[Figure collection entries]
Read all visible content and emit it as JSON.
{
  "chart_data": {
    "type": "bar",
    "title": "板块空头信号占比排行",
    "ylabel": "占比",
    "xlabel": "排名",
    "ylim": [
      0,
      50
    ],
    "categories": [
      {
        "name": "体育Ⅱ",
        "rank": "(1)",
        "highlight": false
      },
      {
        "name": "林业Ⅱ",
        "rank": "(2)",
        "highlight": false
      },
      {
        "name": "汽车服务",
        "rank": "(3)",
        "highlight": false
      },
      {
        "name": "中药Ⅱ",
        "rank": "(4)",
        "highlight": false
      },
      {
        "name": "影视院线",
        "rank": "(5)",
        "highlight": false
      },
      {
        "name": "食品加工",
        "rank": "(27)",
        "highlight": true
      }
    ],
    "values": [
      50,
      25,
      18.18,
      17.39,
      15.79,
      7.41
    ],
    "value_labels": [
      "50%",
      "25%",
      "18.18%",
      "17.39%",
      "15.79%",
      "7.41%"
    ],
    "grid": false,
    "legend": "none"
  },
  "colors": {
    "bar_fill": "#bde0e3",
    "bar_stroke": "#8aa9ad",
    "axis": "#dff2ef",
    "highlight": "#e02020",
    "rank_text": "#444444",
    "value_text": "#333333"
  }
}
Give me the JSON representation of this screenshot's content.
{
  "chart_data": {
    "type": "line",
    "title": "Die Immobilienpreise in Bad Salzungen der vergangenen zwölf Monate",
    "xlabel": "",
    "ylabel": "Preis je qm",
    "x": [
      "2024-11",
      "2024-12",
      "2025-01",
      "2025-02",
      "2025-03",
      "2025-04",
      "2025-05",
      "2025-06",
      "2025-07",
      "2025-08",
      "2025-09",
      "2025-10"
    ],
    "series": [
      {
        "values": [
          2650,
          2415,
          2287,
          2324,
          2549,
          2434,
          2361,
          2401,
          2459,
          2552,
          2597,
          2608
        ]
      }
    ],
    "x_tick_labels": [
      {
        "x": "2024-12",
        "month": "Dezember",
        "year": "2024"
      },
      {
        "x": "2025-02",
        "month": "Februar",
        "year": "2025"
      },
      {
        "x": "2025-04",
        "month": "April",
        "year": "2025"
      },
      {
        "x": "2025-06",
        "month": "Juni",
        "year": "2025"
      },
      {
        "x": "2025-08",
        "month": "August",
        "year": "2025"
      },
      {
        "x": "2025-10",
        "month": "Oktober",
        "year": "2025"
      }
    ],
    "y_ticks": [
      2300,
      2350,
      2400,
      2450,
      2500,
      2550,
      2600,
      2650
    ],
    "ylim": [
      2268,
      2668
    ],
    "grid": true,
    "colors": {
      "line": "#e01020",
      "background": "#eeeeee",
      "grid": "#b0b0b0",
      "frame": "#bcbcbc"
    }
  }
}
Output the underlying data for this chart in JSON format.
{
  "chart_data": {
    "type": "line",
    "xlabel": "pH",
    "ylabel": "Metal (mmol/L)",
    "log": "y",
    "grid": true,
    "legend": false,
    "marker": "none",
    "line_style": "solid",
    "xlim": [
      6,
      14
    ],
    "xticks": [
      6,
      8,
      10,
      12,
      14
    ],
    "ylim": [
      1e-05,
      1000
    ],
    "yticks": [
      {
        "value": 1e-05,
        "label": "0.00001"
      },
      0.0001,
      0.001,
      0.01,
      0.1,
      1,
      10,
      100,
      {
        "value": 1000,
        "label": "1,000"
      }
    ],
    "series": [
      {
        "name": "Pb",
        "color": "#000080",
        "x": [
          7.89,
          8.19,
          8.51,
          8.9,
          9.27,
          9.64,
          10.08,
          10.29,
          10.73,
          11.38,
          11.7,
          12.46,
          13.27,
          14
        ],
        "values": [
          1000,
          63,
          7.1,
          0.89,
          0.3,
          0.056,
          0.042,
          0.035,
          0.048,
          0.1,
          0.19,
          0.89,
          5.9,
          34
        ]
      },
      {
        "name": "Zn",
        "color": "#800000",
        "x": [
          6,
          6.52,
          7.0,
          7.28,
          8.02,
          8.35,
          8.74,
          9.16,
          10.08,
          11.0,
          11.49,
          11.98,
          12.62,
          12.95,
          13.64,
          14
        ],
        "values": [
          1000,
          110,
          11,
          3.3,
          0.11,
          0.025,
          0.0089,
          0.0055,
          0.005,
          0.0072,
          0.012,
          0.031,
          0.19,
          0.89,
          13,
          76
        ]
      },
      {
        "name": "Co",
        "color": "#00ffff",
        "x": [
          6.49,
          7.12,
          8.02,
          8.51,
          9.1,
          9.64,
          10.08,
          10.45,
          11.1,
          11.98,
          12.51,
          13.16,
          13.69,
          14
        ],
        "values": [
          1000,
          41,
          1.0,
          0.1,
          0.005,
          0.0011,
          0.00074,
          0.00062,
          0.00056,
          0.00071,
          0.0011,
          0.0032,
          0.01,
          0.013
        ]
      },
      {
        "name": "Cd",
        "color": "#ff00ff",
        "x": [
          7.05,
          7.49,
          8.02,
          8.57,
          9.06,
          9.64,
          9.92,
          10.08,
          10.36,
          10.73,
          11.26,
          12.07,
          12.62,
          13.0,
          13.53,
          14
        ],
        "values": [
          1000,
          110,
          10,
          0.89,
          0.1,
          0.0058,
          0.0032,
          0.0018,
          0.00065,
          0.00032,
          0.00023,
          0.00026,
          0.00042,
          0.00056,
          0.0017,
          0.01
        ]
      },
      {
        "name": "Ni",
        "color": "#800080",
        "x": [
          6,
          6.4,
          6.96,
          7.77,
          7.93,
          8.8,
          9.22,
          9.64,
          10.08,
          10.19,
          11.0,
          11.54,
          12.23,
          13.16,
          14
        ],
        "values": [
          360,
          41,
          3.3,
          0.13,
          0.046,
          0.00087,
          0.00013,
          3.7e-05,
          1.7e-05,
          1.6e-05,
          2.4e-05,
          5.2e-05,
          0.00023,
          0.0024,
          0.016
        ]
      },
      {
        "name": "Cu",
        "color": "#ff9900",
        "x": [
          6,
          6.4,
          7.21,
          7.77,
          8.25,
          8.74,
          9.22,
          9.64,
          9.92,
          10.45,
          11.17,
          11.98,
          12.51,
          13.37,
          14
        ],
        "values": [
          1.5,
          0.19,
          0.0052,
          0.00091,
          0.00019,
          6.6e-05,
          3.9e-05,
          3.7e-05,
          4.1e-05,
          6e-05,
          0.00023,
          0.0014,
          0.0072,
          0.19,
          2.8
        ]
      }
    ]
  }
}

Exercise details → Retype the records in full. Keep every line identical to the original.

Completed task →
Read all visible content and emit it as JSON.
{
  "chart_data": {
    "type": "bar",
    "title": "板块空头信号占比排行",
    "ylabel": "占比",
    "xlabel": "排名",
    "ylim": [
      0,
      50
    ],
    "categories": [
      {
        "name": "体育Ⅱ",
        "rank": "(1)",
        "highlight": false
      },
      {
        "name": "林业Ⅱ",
        "rank": "(2)",
        "highlight": false
      },
      {
        "name": "汽车服务",
        "rank": "(3)",
        "highlight": false
      },
      {
        "name": "中药Ⅱ",
        "rank": "(4)",
        "highlight": false
      },
      {
        "name": "影视院线",
        "rank": "(5)",
        "highlight": false
      },
      {
        "name": "食品加工",
        "rank": "(27)",
        "highlight": true
      }
    ],
    "values": [
      50,
      25,
      18.18,
      17.39,
      15.79,
      7.41
    ],
    "value_labels": [
      "50%",
      "25%",
      "18.18%",
      "17.39%",
      "15.79%",
      "7.41%"
    ],
    "grid": false,
    "legend": "none"
  },
  "colors": {
    "bar_fill": "#bde0e3",
    "bar_stroke": "#8aa9ad",
    "axis": "#dff2ef",
    "highlight": "#e02020",
    "rank_text": "#444444",
    "value_text": "#333333"
  }
}
Give me the JSON representation of this screenshot's content.
{
  "chart_data": {
    "type": "line",
    "title": "Die Immobilienpreise in Bad Salzungen der vergangenen zwölf Monate",
    "xlabel": "",
    "ylabel": "Preis je qm",
    "x": [
      "2024-11",
      "2024-12",
      "2025-01",
      "2025-02",
      "2025-03",
      "2025-04",
      "2025-05",
      "2025-06",
      "2025-07",
      "2025-08",
      "2025-09",
      "2025-10"
    ],
    "series": [
      {
        "values": [
          2650,
          2415,
          2287,
          2324,
          2549,
          2434,
          2361,
          2401,
          2459,
          2552,
          2597,
          2608
        ]
      }
    ],
    "x_tick_labels": [
      {
        "x": "2024-12",
        "month": "Dezember",
        "year": "2024"
      },
      {
        "x": "2025-02",
        "month": "Februar",
        "year": "2025"
      },
      {
        "x": "2025-04",
        "month": "April",
        "year": "2025"
      },
      {
        "x": "2025-06",
        "month": "Juni",
        "year": "2025"
      },
      {
        "x": "2025-08",
        "month": "August",
        "year": "2025"
      },
      {
        "x": "2025-10",
        "month": "Oktober",
        "year": "2025"
      }
    ],
    "y_ticks": [
      2300,
      2350,
      2400,
      2450,
      2500,
      2550,
      2600,
      2650
    ],
    "ylim": [
      2268,
      2668
    ],
    "grid": true,
    "colors": {
      "line": "#e01020",
      "background": "#eeeeee",
      "grid": "#b0b0b0",
      "frame": "#bcbcbc"
    }
  }
}
Output the underlying data for this chart in JSON format.
{
  "chart_data": {
    "type": "line",
    "xlabel": "pH",
    "ylabel": "Metal (mmol/L)",
    "log": "y",
    "grid": true,
    "legend": false,
    "marker": "none",
    "line_style": "solid",
    "xlim": [
      6,
      14
    ],
    "xticks": [
      6,
      8,
      10,
      12,
      14
    ],
    "ylim": [
      1e-05,
      1000
    ],
    "yticks": [
      {
        "value": 1e-05,
        "label": "0.00001"
      },
      0.0001,
      0.001,
      0.01,
      0.1,
      1,
      10,
      100,
      {
        "value": 1000,
        "label": "1,000"
      }
    ],
    "series": [
      {
        "name": "Pb",
        "color": "#000080",
        "x": [
          7.89,
          8.19,
          8.51,
          8.9,
          9.27,
          9.64,
          10.08,
          10.29,
          10.73,
          11.38,
          11.7,
          12.46,
          13.27,
          14
        ],
        "values": [
          1000,
          63,
          7.1,
          0.89,
          0.3,
          0.056,
          0.042,
          0.035,
          0.048,
          0.1,
          0.19,
          0.89,
          5.9,
          34
        ]
      },
      {
        "name": "Zn",
        "color": "#800000",
        "x": [
          6,
          6.52,
          7.0,
          7.28,
          8.02,
          8.35,
          8.74,
          9.16,
          10.08,
          11.0,
          11.49,
          11.98,
          12.62,
          12.95,
          13.64,
          14
        ],
        "values": [
          1000,
          110,
          11,
          3.3,
          0.11,
          0.025,
          0.0089,
          0.0055,
          0.005,
          0.0072,
          0.012,
          0.031,
          0.19,
          0.89,
          13,
          76
        ]
      },
      {
        "name": "Co",
        "color": "#00ffff",
        "x": [
          6.49,
          7.12,
          8.02,
          8.51,
          9.1,
          9.64,
          10.08,
          10.45,
          11.1,
          11.98,
          12.51,
          13.16,
          13.69,
          14
        ],
        "values": [
          1000,
          41,
          1.0,
          0.1,
          0.005,
          0.0011,
          0.00074,
          0.00062,
          0.00056,
          0.00071,
          0.0011,
          0.0032,
          0.01,
          0.013
        ]
      },
      {
        "name": "Cd",
        "color": "#ff00ff",
        "x": [
          7.05,
          7.49,
          8.02,
          8.57,
          9.06,
          9.64,
          9.92,
          10.08,
          10.36,
          10.73,
          11.26,
          12.07,
          12.62,
          13.0,
          13.53,
          14
        ],
        "values": [
          1000,
          110,
          10,
          0.89,
          0.1,
          0.0058,
          0.0032,
          0.0018,
          0.00065,
          0.00032,
          0.00023,
          0.00026,
          0.00042,
          0.00056,
          0.0017,
          0.01
        ]
      },
      {
        "name": "Ni",
        "color": "#800080",
        "x": [
          6,
          6.4,
          6.96,
          7.77,
          7.93,
          8.8,
          9.22,
          9.64,
          10.08,
          10.19,
          11.0,
          11.54,
          12.23,
          13.16,
          14
        ],
        "values": [
          360,
          41,
          3.3,
          0.13,
          0.046,
          0.00087,
          0.00013,
          3.7e-05,
          1.7e-05,
          1.6e-05,
          2.4e-05,
          5.2e-05,
          0.00023,
          0.0024,
          0.016
        ]
      },
      {
        "name": "Cu",
        "color": "#ff9900",
        "x": [
          6,
          6.4,
          7.21,
          7.77,
          8.25,
          8.74,
          9.22,
          9.64,
          9.92,
          10.45,
          11.17,
          11.98,
          12.51,
          13.37,
          14
        ],
        "values": [
          1.5,
          0.19,
          0.0052,
          0.00091,
          0.00019,
          6.6e-05,
          3.9e-05,
          3.7e-05,
          4.1e-05,
          6e-05,
          0.00023,
          0.0014,
          0.0072,
          0.19,
          2.8
        ]
      }
    ]
  }
}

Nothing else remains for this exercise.